** begin Exercise input **
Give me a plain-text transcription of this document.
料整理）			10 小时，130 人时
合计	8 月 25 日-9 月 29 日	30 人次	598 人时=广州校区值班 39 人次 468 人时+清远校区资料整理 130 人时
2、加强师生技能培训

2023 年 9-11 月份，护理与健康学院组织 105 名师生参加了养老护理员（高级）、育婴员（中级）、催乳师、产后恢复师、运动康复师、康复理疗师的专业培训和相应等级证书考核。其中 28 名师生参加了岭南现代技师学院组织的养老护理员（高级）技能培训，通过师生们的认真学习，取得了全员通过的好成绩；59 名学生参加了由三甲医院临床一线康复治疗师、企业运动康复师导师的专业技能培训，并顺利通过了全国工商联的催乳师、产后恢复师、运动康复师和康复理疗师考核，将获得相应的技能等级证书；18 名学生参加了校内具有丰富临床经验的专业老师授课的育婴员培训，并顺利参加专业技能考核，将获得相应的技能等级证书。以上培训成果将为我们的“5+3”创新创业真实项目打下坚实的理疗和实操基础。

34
** end Exercise input **
● Your objective:
Quote every entry exactly.

● Answer below:
Give me a plain-text transcription of this document.
料整理）			10 小时，130 人时
合计	8 月 25 日-9 月 29 日	30 人次	598 人时=广州校区值班 39 人次 468 人时+清远校区资料整理 130 人时
2、加强师生技能培训

2023 年 9-11 月份，护理与健康学院组织 105 名师生参加了养老护理员（高级）、育婴员（中级）、催乳师、产后恢复师、运动康复师、康复理疗师的专业培训和相应等级证书考核。其中 28 名师生参加了岭南现代技师学院组织的养老护理员（高级）技能培训，通过师生们的认真学习，取得了全员通过的好成绩；59 名学生参加了由三甲医院临床一线康复治疗师、企业运动康复师导师的专业技能培训，并顺利通过了全国工商联的催乳师、产后恢复师、运动康复师和康复理疗师考核，将获得相应的技能等级证书；18 名学生参加了校内具有丰富临床经验的专业老师授课的育婴员培训，并顺利参加专业技能考核，将获得相应的技能等级证书。以上培训成果将为我们的“5+3”创新创业真实项目打下坚实的理疗和实操基础。

34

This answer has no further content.